"""

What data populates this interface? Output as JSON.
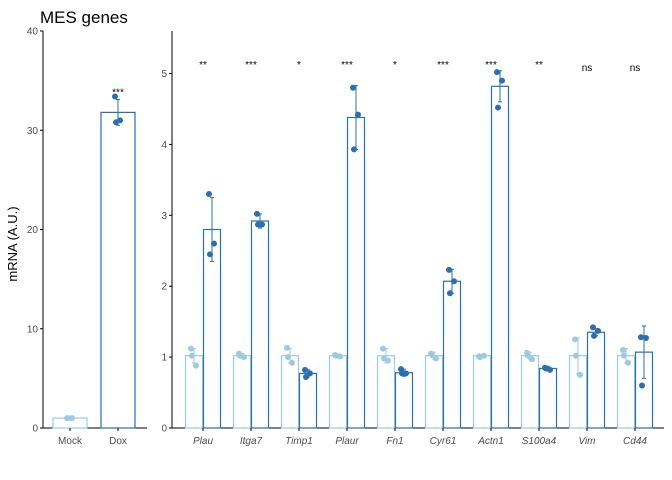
{
  "title": "MES genes",
  "ylabel": "mRNA (A.U.)",
  "colors": {
    "control": "#9ecae1",
    "treated": "#2b6fad",
    "axis": "#000000",
    "text": "#4d4d4d"
  },
  "chart_data": [
    {
      "type": "bar",
      "categories": [
        "Mock",
        "Dox"
      ],
      "values": [
        1.0,
        31.8
      ],
      "error": [
        0.05,
        1.3
      ],
      "points": [
        [
          1.0,
          1.0,
          1.0
        ],
        [
          33.4,
          31.0,
          30.8
        ]
      ],
      "significance": [
        "",
        "***"
      ],
      "ylim": [
        0,
        40
      ],
      "yticks": [
        "0",
        "10",
        "20",
        "30",
        "40"
      ],
      "italic_labels": false
    },
    {
      "type": "bar",
      "categories": [
        "Plau",
        "Itga7",
        "Timp1",
        "Plaur",
        "Fn1",
        "Cyr61",
        "Actn1",
        "S100a4",
        "Vim",
        "Cd44"
      ],
      "series": [
        {
          "name": "",
          "values": [
            1.02,
            1.02,
            1.02,
            1.02,
            1.02,
            1.02,
            1.02,
            1.02,
            1.02,
            1.02
          ],
          "error": [
            0.1,
            0.03,
            0.1,
            0.02,
            0.1,
            0.05,
            0.02,
            0.05,
            0.25,
            0.1
          ],
          "points": [
            [
              1.12,
              0.88,
              1.02
            ],
            [
              1.05,
              1.0,
              1.02
            ],
            [
              1.13,
              0.92,
              1.0
            ],
            [
              1.03,
              1.01,
              1.02
            ],
            [
              1.12,
              0.95,
              0.98
            ],
            [
              1.05,
              0.98,
              1.03
            ],
            [
              1.01,
              1.02,
              1.0
            ],
            [
              1.06,
              0.97,
              1.02
            ],
            [
              1.25,
              0.75,
              1.02
            ],
            [
              1.1,
              0.92,
              1.02
            ]
          ]
        },
        {
          "name": "",
          "values": [
            2.8,
            2.92,
            0.77,
            4.38,
            0.78,
            2.07,
            4.82,
            0.84,
            1.35,
            1.07
          ],
          "error": [
            0.45,
            0.1,
            0.05,
            0.45,
            0.05,
            0.17,
            0.22,
            0.03,
            0.05,
            0.37
          ],
          "points": [
            [
              3.3,
              2.6,
              2.45
            ],
            [
              3.02,
              2.87,
              2.87
            ],
            [
              0.82,
              0.77,
              0.72
            ],
            [
              4.8,
              4.42,
              3.93
            ],
            [
              0.83,
              0.77,
              0.77
            ],
            [
              2.23,
              2.07,
              1.9
            ],
            [
              5.02,
              4.9,
              4.52
            ],
            [
              0.85,
              0.82,
              0.84
            ],
            [
              1.42,
              1.37,
              1.3
            ],
            [
              1.28,
              1.27,
              0.6
            ]
          ]
        }
      ],
      "significance": [
        "**",
        "***",
        "*",
        "***",
        "*",
        "***",
        "***",
        "**",
        "ns",
        "ns"
      ],
      "ylim": [
        0,
        5.6
      ],
      "yticks": [
        "0",
        "1",
        "2",
        "3",
        "4",
        "5"
      ],
      "italic_labels": true
    }
  ]
}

"""

EXERCISE BRIEF: Once the pictures are set aside, please reproduce the remaining material word for word.

RESULT OF THIS TASK:
What data populates this interface? Output as JSON.
{
  "title": "MES genes",
  "ylabel": "mRNA (A.U.)",
  "colors": {
    "control": "#9ecae1",
    "treated": "#2b6fad",
    "axis": "#000000",
    "text": "#4d4d4d"
  },
  "chart_data": [
    {
      "type": "bar",
      "categories": [
        "Mock",
        "Dox"
      ],
      "values": [
        1.0,
        31.8
      ],
      "error": [
        0.05,
        1.3
      ],
      "points": [
        [
          1.0,
          1.0,
          1.0
        ],
        [
          33.4,
          31.0,
          30.8
        ]
      ],
      "significance": [
        "",
        "***"
      ],
      "ylim": [
        0,
        40
      ],
      "yticks": [
        "0",
        "10",
        "20",
        "30",
        "40"
      ],
      "italic_labels": false
    },
    {
      "type": "bar",
      "categories": [
        "Plau",
        "Itga7",
        "Timp1",
        "Plaur",
        "Fn1",
        "Cyr61",
        "Actn1",
        "S100a4",
        "Vim",
        "Cd44"
      ],
      "series": [
        {
          "name": "",
          "values": [
            1.02,
            1.02,
            1.02,
            1.02,
            1.02,
            1.02,
            1.02,
            1.02,
            1.02,
            1.02
          ],
          "error": [
            0.1,
            0.03,
            0.1,
            0.02,
            0.1,
            0.05,
            0.02,
            0.05,
            0.25,
            0.1
          ],
          "points": [
            [
              1.12,
              0.88,
              1.02
            ],
            [
              1.05,
              1.0,
              1.02
            ],
            [
              1.13,
              0.92,
              1.0
            ],
            [
              1.03,
              1.01,
              1.02
            ],
            [
              1.12,
              0.95,
              0.98
            ],
            [
              1.05,
              0.98,
              1.03
            ],
            [
              1.01,
              1.02,
              1.0
            ],
            [
              1.06,
              0.97,
              1.02
            ],
            [
              1.25,
              0.75,
              1.02
            ],
            [
              1.1,
              0.92,
              1.02
            ]
          ]
        },
        {
          "name": "",
          "values": [
            2.8,
            2.92,
            0.77,
            4.38,
            0.78,
            2.07,
            4.82,
            0.84,
            1.35,
            1.07
          ],
          "error": [
            0.45,
            0.1,
            0.05,
            0.45,
            0.05,
            0.17,
            0.22,
            0.03,
            0.05,
            0.37
          ],
          "points": [
            [
              3.3,
              2.6,
              2.45
            ],
            [
              3.02,
              2.87,
              2.87
            ],
            [
              0.82,
              0.77,
              0.72
            ],
            [
              4.8,
              4.42,
              3.93
            ],
            [
              0.83,
              0.77,
              0.77
            ],
            [
              2.23,
              2.07,
              1.9
            ],
            [
              5.02,
              4.9,
              4.52
            ],
            [
              0.85,
              0.82,
              0.84
            ],
            [
              1.42,
              1.37,
              1.3
            ],
            [
              1.28,
              1.27,
              0.6
            ]
          ]
        }
      ],
      "significance": [
        "**",
        "***",
        "*",
        "***",
        "*",
        "***",
        "***",
        "**",
        "ns",
        "ns"
      ],
      "ylim": [
        0,
        5.6
      ],
      "yticks": [
        "0",
        "1",
        "2",
        "3",
        "4",
        "5"
      ],
      "italic_labels": true
    }
  ]
}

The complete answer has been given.